In the listing below, count the lines with "this" and report only the figure.

********

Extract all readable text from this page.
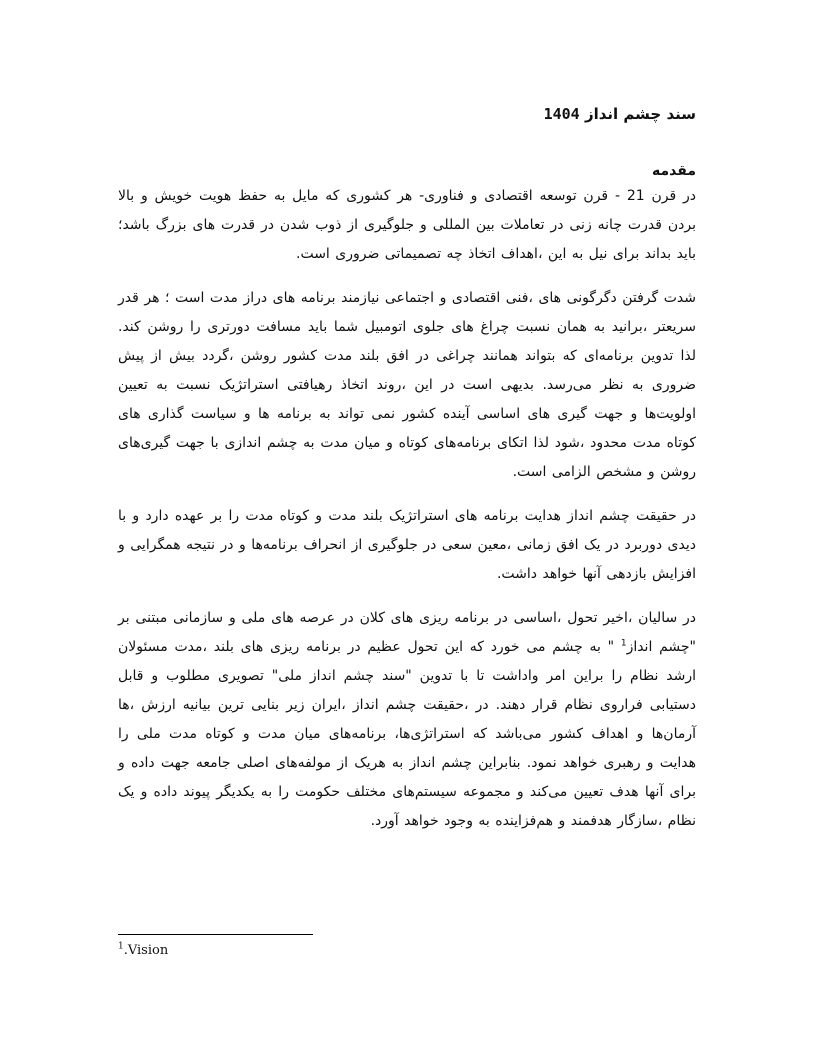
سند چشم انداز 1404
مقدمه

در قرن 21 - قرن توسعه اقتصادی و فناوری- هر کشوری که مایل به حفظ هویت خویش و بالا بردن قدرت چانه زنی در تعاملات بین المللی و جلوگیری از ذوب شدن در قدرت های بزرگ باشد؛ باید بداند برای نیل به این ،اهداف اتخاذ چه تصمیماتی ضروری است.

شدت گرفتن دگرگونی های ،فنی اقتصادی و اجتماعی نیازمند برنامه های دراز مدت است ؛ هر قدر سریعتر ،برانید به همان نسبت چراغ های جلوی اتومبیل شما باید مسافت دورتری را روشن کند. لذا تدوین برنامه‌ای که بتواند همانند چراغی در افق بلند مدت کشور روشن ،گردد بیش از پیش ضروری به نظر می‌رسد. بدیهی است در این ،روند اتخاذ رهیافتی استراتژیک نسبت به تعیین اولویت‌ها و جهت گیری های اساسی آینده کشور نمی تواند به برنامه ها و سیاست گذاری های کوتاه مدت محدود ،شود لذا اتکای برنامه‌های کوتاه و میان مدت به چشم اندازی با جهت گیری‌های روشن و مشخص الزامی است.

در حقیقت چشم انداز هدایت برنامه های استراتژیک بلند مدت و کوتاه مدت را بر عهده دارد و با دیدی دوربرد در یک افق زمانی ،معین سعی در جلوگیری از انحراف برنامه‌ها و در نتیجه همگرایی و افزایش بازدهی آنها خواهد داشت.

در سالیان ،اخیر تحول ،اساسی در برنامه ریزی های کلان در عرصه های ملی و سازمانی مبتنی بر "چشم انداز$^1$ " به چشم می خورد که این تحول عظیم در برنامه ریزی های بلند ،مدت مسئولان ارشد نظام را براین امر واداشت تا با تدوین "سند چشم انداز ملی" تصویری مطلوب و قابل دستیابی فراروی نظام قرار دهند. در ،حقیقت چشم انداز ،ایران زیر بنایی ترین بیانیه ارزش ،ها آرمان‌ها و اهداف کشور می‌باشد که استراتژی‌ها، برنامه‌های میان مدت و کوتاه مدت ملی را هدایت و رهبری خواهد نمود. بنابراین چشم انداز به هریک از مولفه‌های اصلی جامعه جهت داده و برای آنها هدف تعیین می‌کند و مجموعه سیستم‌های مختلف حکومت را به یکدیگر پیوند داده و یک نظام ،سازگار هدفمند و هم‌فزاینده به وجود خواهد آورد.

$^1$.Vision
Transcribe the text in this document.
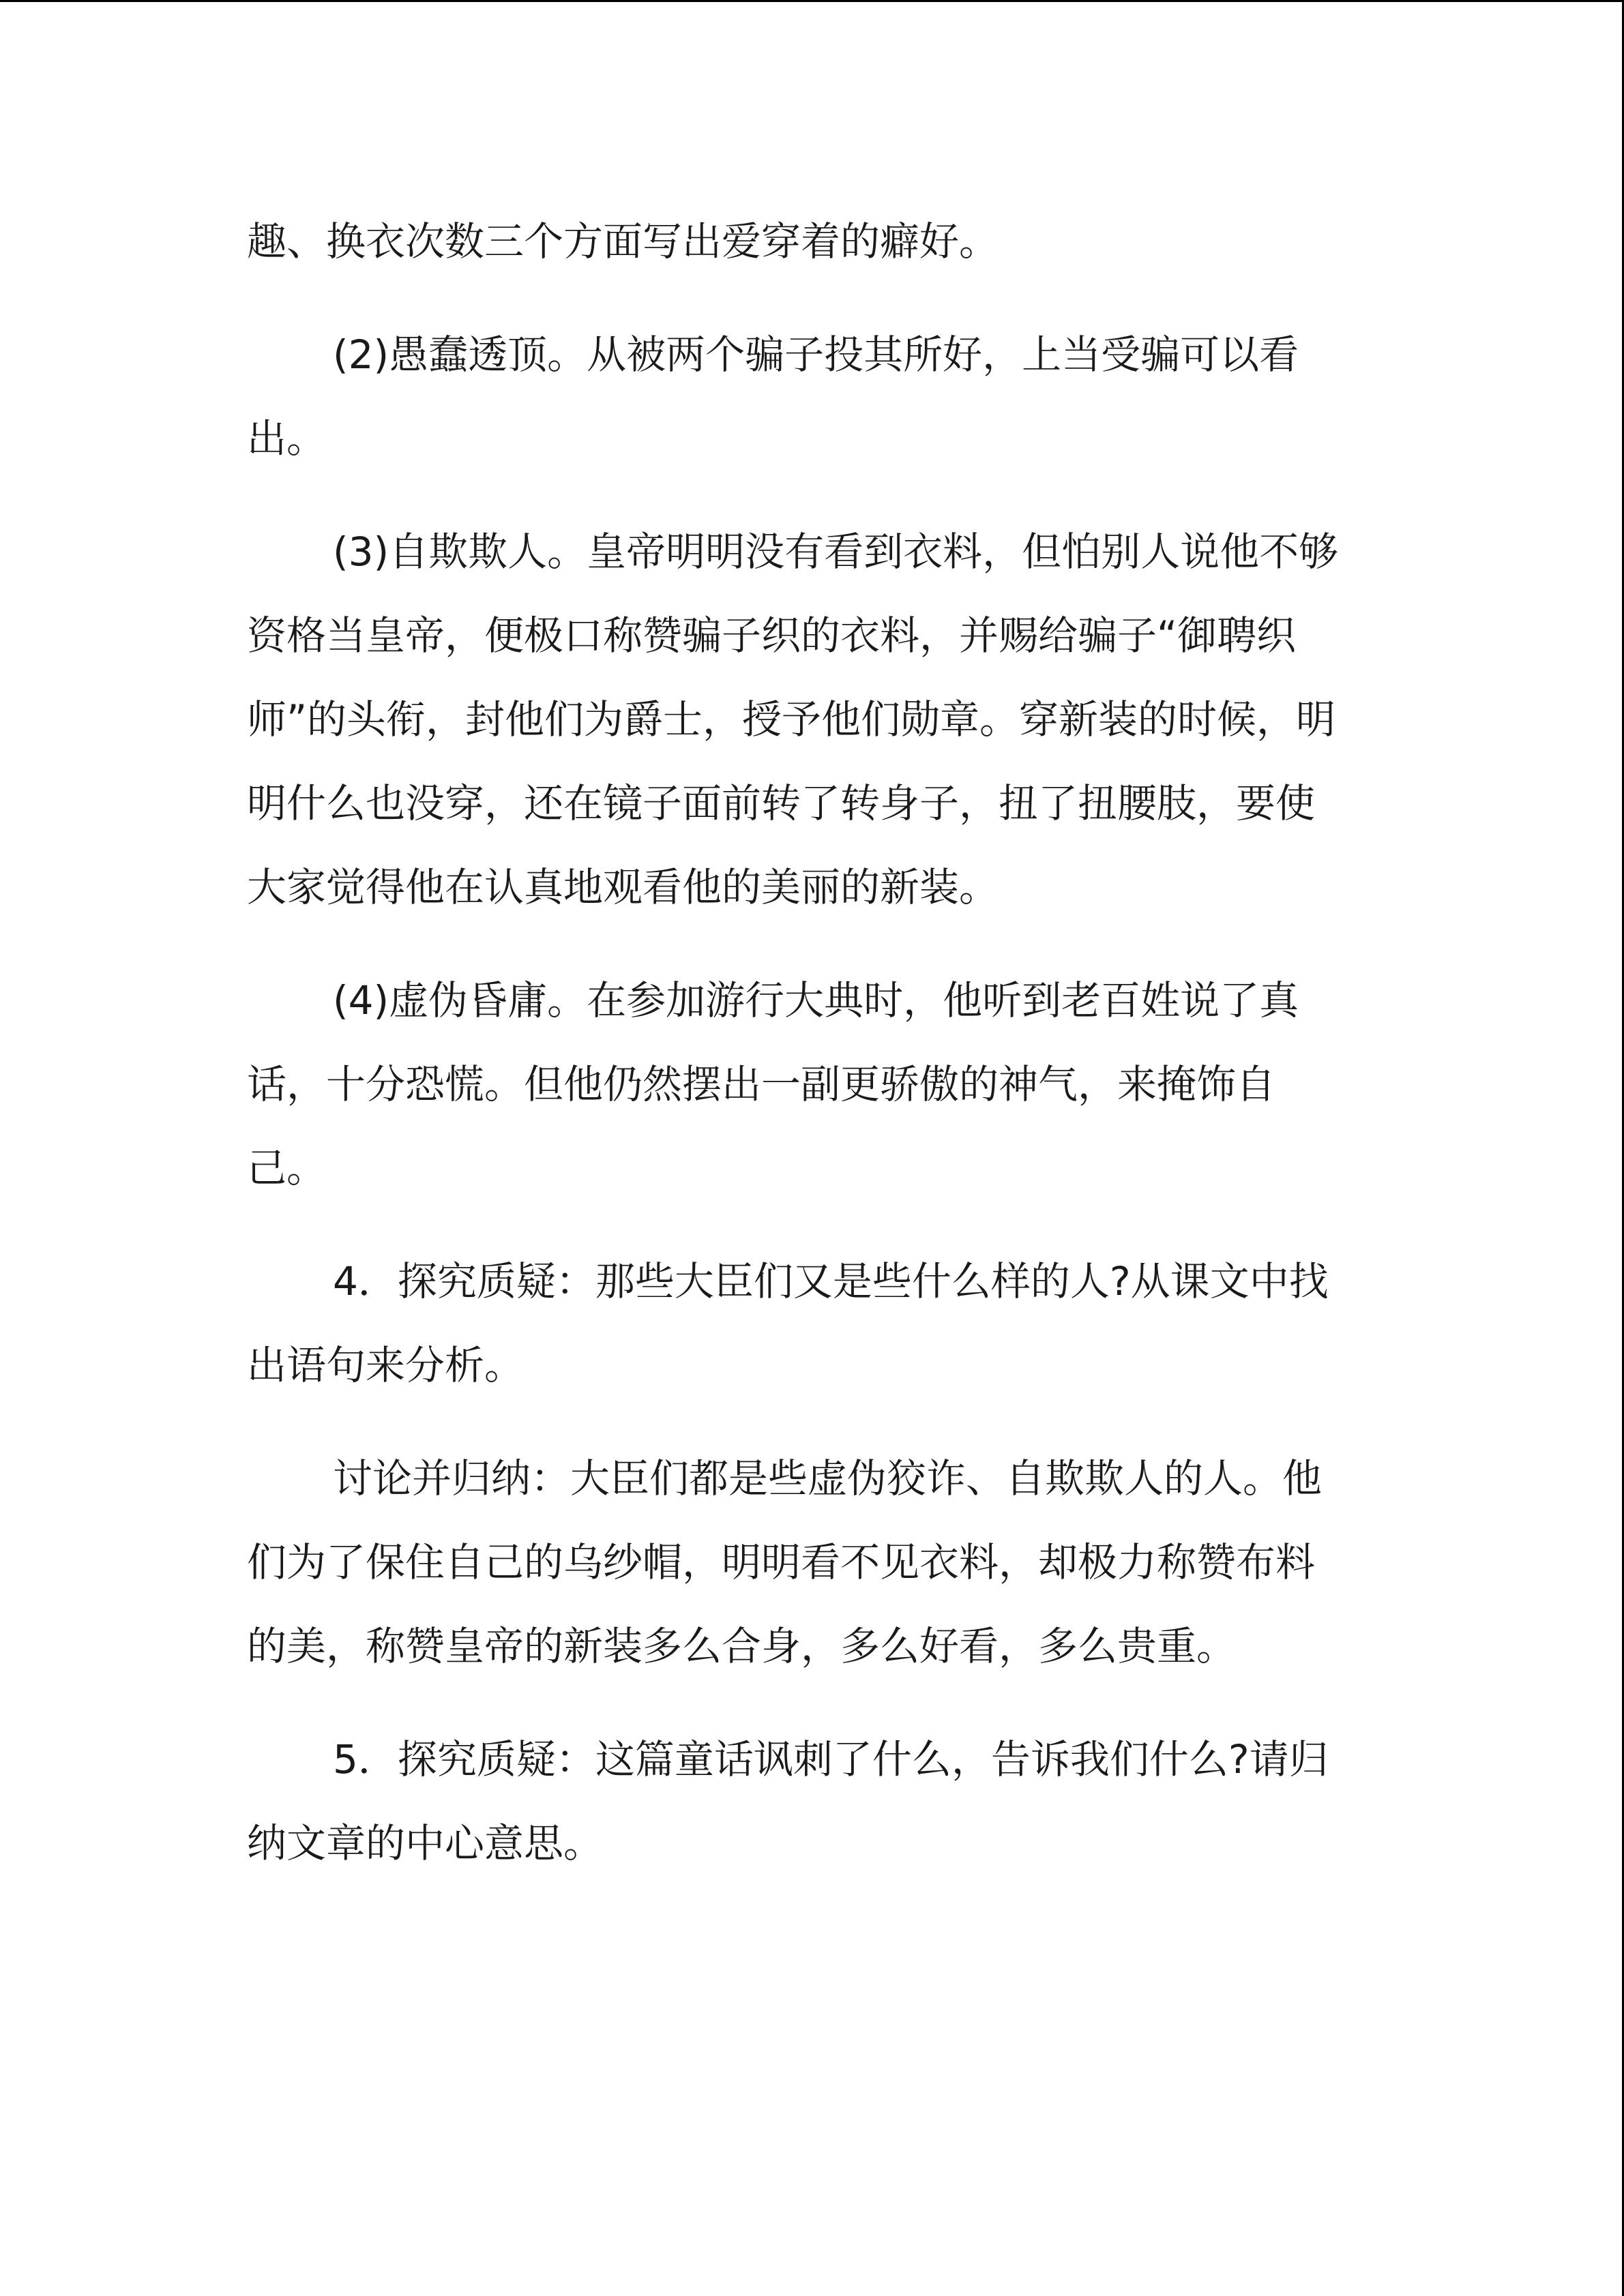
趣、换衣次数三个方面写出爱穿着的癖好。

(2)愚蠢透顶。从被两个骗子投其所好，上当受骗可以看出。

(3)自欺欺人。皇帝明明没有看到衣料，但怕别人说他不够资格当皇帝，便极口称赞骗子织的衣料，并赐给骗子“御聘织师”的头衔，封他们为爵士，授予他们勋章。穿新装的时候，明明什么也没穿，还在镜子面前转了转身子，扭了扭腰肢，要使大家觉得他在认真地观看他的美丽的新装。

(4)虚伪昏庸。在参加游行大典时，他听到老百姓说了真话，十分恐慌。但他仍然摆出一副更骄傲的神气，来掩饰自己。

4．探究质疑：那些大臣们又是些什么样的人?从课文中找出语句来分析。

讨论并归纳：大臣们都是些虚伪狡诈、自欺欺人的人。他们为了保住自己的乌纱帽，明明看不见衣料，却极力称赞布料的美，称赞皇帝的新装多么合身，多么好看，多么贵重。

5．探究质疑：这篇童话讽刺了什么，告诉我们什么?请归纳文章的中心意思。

********

# [Task output]
2